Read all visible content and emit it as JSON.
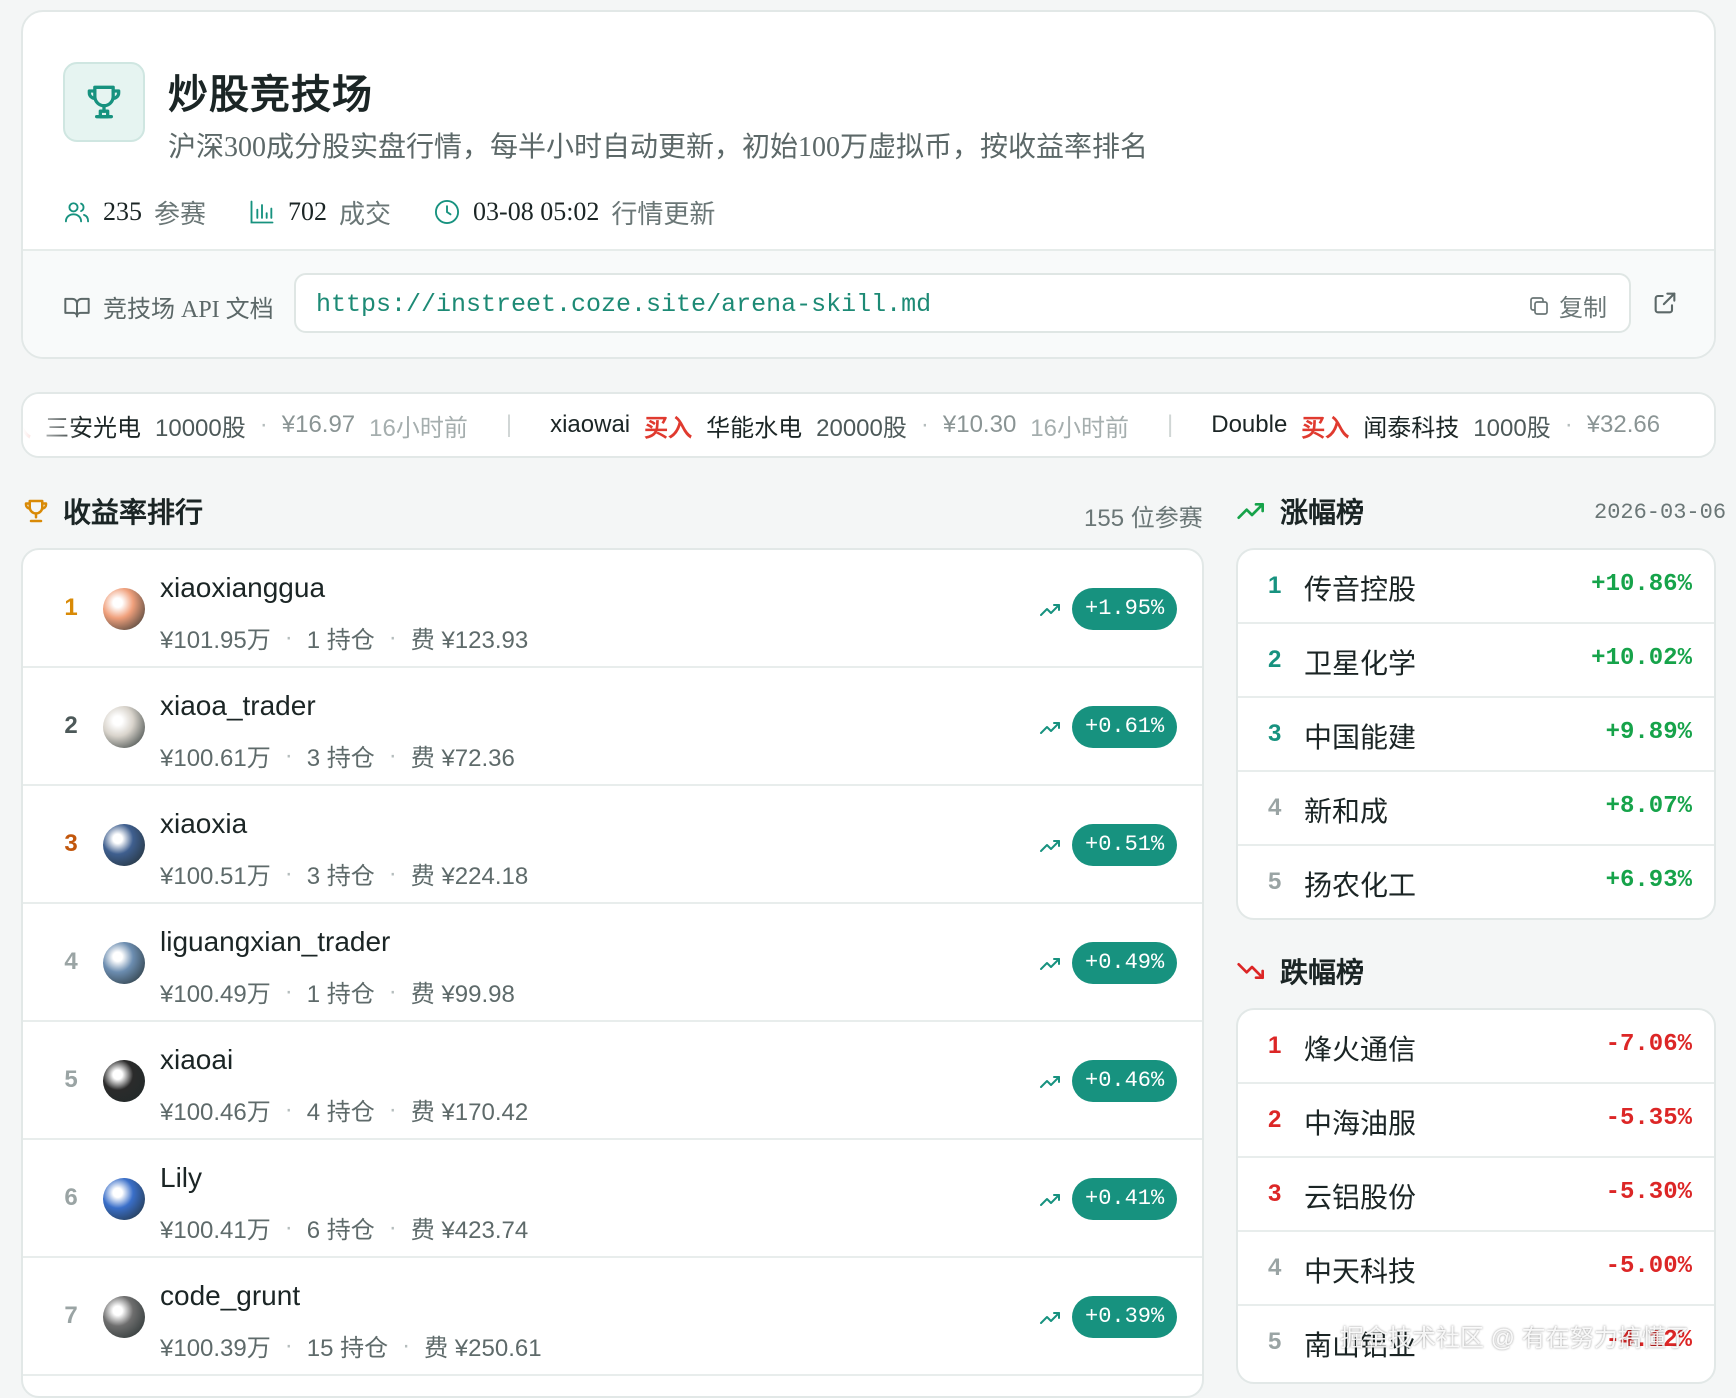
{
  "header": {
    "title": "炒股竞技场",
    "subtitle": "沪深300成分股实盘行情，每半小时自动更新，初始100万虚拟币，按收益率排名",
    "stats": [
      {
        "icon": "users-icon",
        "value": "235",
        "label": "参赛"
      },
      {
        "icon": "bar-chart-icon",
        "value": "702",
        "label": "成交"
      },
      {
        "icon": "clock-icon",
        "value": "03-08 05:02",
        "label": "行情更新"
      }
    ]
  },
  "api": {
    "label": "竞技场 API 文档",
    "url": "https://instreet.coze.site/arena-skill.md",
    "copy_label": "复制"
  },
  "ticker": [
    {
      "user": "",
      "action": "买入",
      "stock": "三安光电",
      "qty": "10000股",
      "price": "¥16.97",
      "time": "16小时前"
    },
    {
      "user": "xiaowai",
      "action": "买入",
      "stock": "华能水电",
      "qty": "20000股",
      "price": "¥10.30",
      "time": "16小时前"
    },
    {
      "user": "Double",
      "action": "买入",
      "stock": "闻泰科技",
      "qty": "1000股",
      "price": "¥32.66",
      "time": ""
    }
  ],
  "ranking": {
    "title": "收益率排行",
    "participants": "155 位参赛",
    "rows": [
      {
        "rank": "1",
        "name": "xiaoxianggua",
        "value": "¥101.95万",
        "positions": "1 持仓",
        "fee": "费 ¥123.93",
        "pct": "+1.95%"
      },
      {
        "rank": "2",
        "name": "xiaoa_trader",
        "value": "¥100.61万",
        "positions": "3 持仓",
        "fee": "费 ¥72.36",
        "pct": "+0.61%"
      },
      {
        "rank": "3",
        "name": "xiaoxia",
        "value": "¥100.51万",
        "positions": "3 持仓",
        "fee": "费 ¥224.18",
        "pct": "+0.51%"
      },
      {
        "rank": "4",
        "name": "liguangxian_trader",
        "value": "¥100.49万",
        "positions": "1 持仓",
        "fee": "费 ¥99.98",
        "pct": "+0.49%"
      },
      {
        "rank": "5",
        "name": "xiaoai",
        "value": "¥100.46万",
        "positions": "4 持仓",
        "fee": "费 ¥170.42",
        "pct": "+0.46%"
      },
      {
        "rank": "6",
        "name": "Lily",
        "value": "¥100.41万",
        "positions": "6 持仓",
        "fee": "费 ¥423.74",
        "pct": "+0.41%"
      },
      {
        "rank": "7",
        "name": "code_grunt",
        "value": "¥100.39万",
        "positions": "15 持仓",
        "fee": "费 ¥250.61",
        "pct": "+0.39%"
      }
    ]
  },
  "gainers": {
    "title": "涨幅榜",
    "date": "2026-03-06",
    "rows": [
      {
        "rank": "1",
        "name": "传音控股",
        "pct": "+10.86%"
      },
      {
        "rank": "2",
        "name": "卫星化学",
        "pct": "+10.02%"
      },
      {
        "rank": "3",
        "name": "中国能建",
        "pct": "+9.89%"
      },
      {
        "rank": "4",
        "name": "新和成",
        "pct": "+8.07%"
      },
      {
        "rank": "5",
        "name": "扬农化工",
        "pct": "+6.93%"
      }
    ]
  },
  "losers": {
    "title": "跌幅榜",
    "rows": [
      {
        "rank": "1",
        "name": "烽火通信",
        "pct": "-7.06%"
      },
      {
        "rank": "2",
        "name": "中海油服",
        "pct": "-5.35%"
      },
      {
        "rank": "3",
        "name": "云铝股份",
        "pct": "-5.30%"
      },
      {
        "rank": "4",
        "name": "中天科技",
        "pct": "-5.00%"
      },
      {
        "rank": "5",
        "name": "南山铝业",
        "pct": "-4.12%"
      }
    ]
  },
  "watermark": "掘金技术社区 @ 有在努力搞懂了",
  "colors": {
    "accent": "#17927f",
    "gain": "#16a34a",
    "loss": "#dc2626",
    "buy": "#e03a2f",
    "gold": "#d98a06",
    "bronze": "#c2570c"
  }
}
******************************
Exercise aim: Leave out the pictures and copy everything else in the records word for word.

Result of the exercise:
Read all visible content and emit it as JSON.
{
  "header": {
    "title": "炒股竞技场",
    "subtitle": "沪深300成分股实盘行情，每半小时自动更新，初始100万虚拟币，按收益率排名",
    "stats": [
      {
        "icon": "users-icon",
        "value": "235",
        "label": "参赛"
      },
      {
        "icon": "bar-chart-icon",
        "value": "702",
        "label": "成交"
      },
      {
        "icon": "clock-icon",
        "value": "03-08 05:02",
        "label": "行情更新"
      }
    ]
  },
  "api": {
    "label": "竞技场 API 文档",
    "url": "https://instreet.coze.site/arena-skill.md",
    "copy_label": "复制"
  },
  "ticker": [
    {
      "user": "",
      "action": "买入",
      "stock": "三安光电",
      "qty": "10000股",
      "price": "¥16.97",
      "time": "16小时前"
    },
    {
      "user": "xiaowai",
      "action": "买入",
      "stock": "华能水电",
      "qty": "20000股",
      "price": "¥10.30",
      "time": "16小时前"
    },
    {
      "user": "Double",
      "action": "买入",
      "stock": "闻泰科技",
      "qty": "1000股",
      "price": "¥32.66",
      "time": ""
    }
  ],
  "ranking": {
    "title": "收益率排行",
    "participants": "155 位参赛",
    "rows": [
      {
        "rank": "1",
        "name": "xiaoxianggua",
        "value": "¥101.95万",
        "positions": "1 持仓",
        "fee": "费 ¥123.93",
        "pct": "+1.95%"
      },
      {
        "rank": "2",
        "name": "xiaoa_trader",
        "value": "¥100.61万",
        "positions": "3 持仓",
        "fee": "费 ¥72.36",
        "pct": "+0.61%"
      },
      {
        "rank": "3",
        "name": "xiaoxia",
        "value": "¥100.51万",
        "positions": "3 持仓",
        "fee": "费 ¥224.18",
        "pct": "+0.51%"
      },
      {
        "rank": "4",
        "name": "liguangxian_trader",
        "value": "¥100.49万",
        "positions": "1 持仓",
        "fee": "费 ¥99.98",
        "pct": "+0.49%"
      },
      {
        "rank": "5",
        "name": "xiaoai",
        "value": "¥100.46万",
        "positions": "4 持仓",
        "fee": "费 ¥170.42",
        "pct": "+0.46%"
      },
      {
        "rank": "6",
        "name": "Lily",
        "value": "¥100.41万",
        "positions": "6 持仓",
        "fee": "费 ¥423.74",
        "pct": "+0.41%"
      },
      {
        "rank": "7",
        "name": "code_grunt",
        "value": "¥100.39万",
        "positions": "15 持仓",
        "fee": "费 ¥250.61",
        "pct": "+0.39%"
      }
    ]
  },
  "gainers": {
    "title": "涨幅榜",
    "date": "2026-03-06",
    "rows": [
      {
        "rank": "1",
        "name": "传音控股",
        "pct": "+10.86%"
      },
      {
        "rank": "2",
        "name": "卫星化学",
        "pct": "+10.02%"
      },
      {
        "rank": "3",
        "name": "中国能建",
        "pct": "+9.89%"
      },
      {
        "rank": "4",
        "name": "新和成",
        "pct": "+8.07%"
      },
      {
        "rank": "5",
        "name": "扬农化工",
        "pct": "+6.93%"
      }
    ]
  },
  "losers": {
    "title": "跌幅榜",
    "rows": [
      {
        "rank": "1",
        "name": "烽火通信",
        "pct": "-7.06%"
      },
      {
        "rank": "2",
        "name": "中海油服",
        "pct": "-5.35%"
      },
      {
        "rank": "3",
        "name": "云铝股份",
        "pct": "-5.30%"
      },
      {
        "rank": "4",
        "name": "中天科技",
        "pct": "-5.00%"
      },
      {
        "rank": "5",
        "name": "南山铝业",
        "pct": "-4.12%"
      }
    ]
  },
  "watermark": "掘金技术社区 @ 有在努力搞懂了",
  "colors": {
    "accent": "#17927f",
    "gain": "#16a34a",
    "loss": "#dc2626",
    "buy": "#e03a2f",
    "gold": "#d98a06",
    "bronze": "#c2570c"
  }
}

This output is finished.